THE REQUEST
Every line with the word "this" in it should be extracted from the data that follows.

— Start —

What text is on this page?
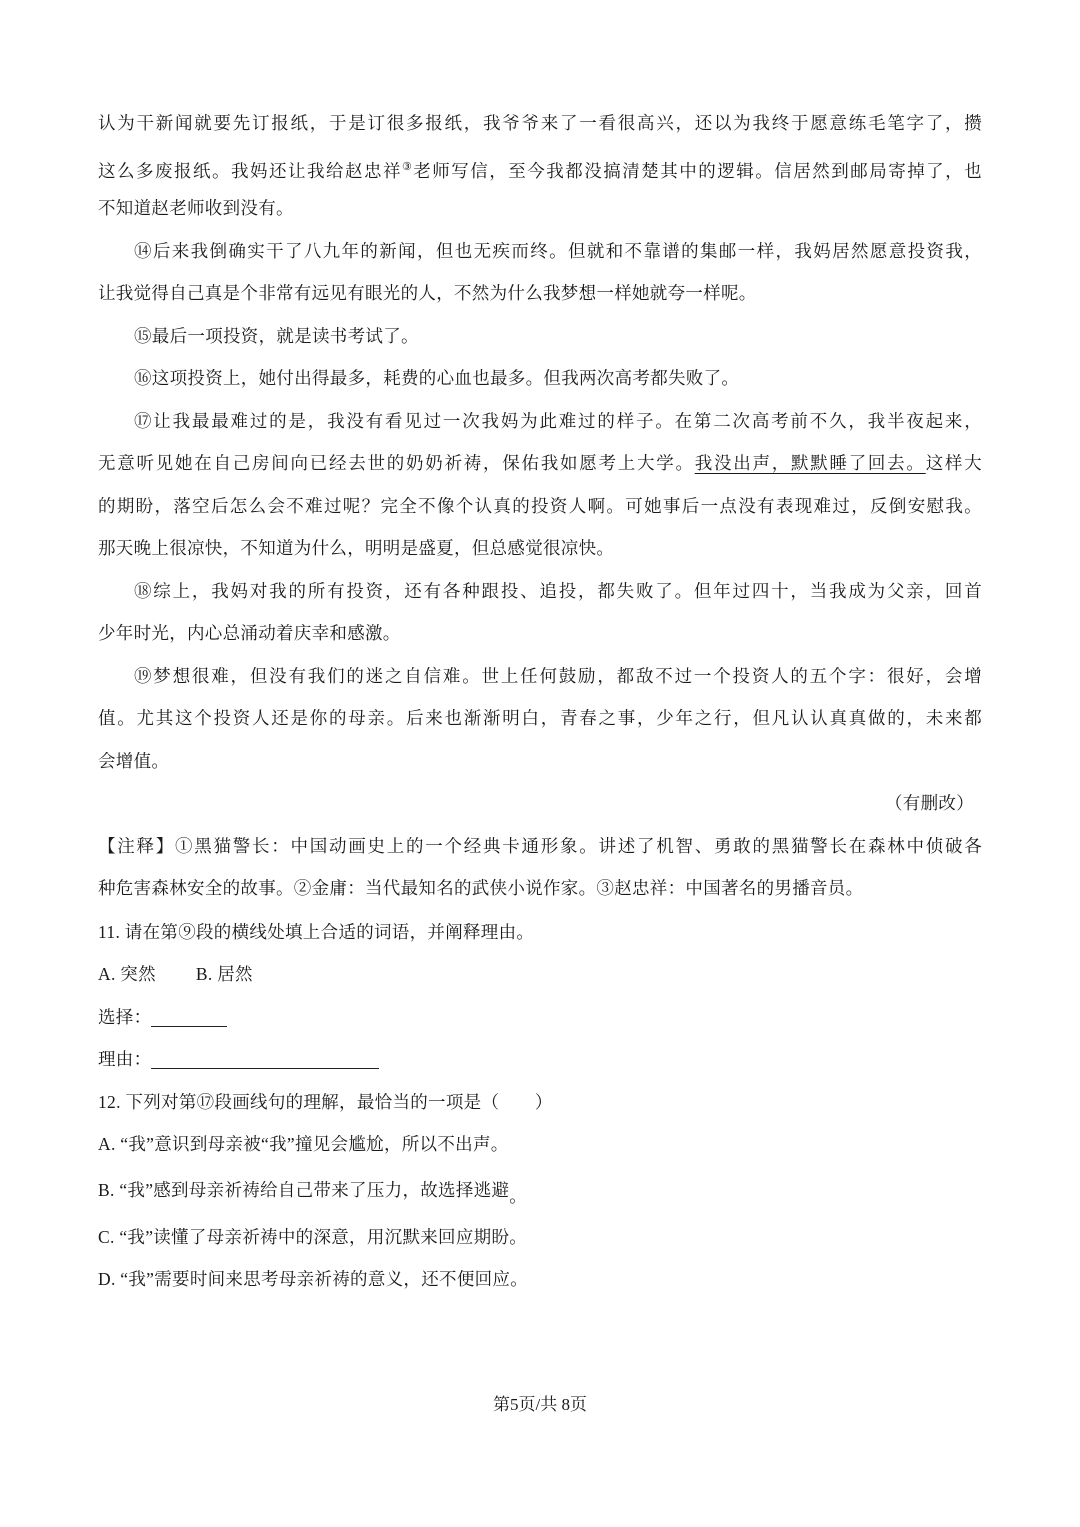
认为干新闻就要先订报纸，于是订很多报纸，我爷爷来了一看很高兴，还以为我终于愿意练毛笔字了，攒
这么多废报纸。我妈还让我给赵忠祥③老师写信，至今我都没搞清楚其中的逻辑。信居然到邮局寄掉了，也
不知道赵老师收到没有。
⑭后来我倒确实干了八九年的新闻，但也无疾而终。但就和不靠谱的集邮一样，我妈居然愿意投资我，
让我觉得自己真是个非常有远见有眼光的人，不然为什么我梦想一样她就夸一样呢。
⑮最后一项投资，就是读书考试了。
⑯这项投资上，她付出得最多，耗费的心血也最多。但我两次高考都失败了。
⑰让我最最难过的是，我没有看见过一次我妈为此难过的样子。在第二次高考前不久，我半夜起来，
无意听见她在自己房间向已经去世的奶奶祈祷，保佑我如愿考上大学。我没出声，默默睡了回去。这样大
的期盼，落空后怎么会不难过呢？完全不像个认真的投资人啊。可她事后一点没有表现难过，反倒安慰我。
那天晚上很凉快，不知道为什么，明明是盛夏，但总感觉很凉快。
⑱综上，我妈对我的所有投资，还有各种跟投、追投，都失败了。但年过四十，当我成为父亲，回首
少年时光，内心总涌动着庆幸和感激。
⑲梦想很难，但没有我们的迷之自信难。世上任何鼓励，都敌不过一个投资人的五个字：很好，会增
值。尤其这个投资人还是你的母亲。后来也渐渐明白，青春之事，少年之行，但凡认认真真做的，未来都
会增值。
（有删改）
【注释】①黑猫警长：中国动画史上的一个经典卡通形象。讲述了机智、勇敢的黑猫警长在森林中侦破各
种危害森林安全的故事。②金庸：当代最知名的武侠小说作家。③赵忠祥：中国著名的男播音员。
11. 请在第⑨段的横线处填上合适的词语，并阐释理由。
A. 突然 B. 居然
选择：
理由：
12. 下列对第⑰段画线句的理解，最恰当的一项是（　　）
A. “我”意识到母亲被“我”撞见会尴尬，所以不出声。
B. “我”感到母亲祈祷给自己带来了压力，故选择逃避。
C. “我”读懂了母亲祈祷中的深意，用沉默来回应期盼。
D. “我”需要时间来思考母亲祈祷的意义，还不便回应。
第5页/共 8页
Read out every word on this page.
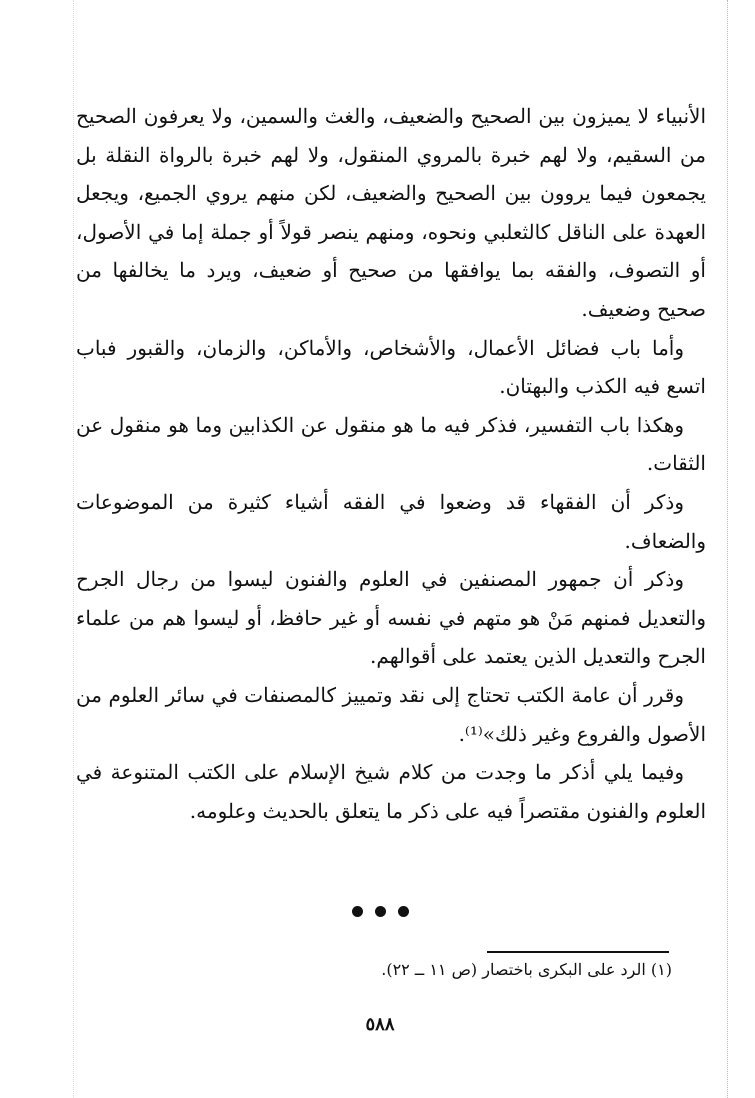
الأنبياء لا يميزون بين الصحيح والضعيف، والغث والسمين، ولا يعرفون الصحيح من السقيم، ولا لهم خبرة بالمروي المنقول، ولا لهم خبرة بالرواة النقلة بل يجمعون فيما يروون بين الصحيح والضعيف، لكن منهم يروي الجميع، ويجعل العهدة على الناقل كالثعلبي ونحوه، ومنهم ينصر قولاً أو جملة إما في الأصول، أو التصوف، والفقه بما يوافقها من صحيح أو ضعيف، ويرد ما يخالفها من صحيح وضعيف.

وأما باب فضائل الأعمال، والأشخاص، والأماكن، والزمان، والقبور فباب اتسع فيه الكذب والبهتان.

وهكذا باب التفسير، فذكر فيه ما هو منقول عن الكذابين وما هو منقول عن الثقات.

وذكر أن الفقهاء قد وضعوا في الفقه أشياء كثيرة من الموضوعات والضعاف.

وذكر أن جمهور المصنفين في العلوم والفنون ليسوا من رجال الجرح والتعديل فمنهم مَنْ هو متهم في نفسه أو غير حافظ، أو ليسوا هم من علماء الجرح والتعديل الذين يعتمد على أقوالهم.

وقرر أن عامة الكتب تحتاج إلى نقد وتمييز كالمصنفات في سائر العلوم من الأصول والفروع وغير ذلك»⁽¹⁾.

وفيما يلي أذكر ما وجدت من كلام شيخ الإسلام على الكتب المتنوعة في العلوم والفنون مقتصراً فيه على ذكر ما يتعلق بالحديث وعلومه.

(١) الرد على البكرى باختصار (ص ١١ ــ ٢٢).
٥٨٨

— End —

EXERCISE OUTPUT
What text is on this page?
Read out every word on this page.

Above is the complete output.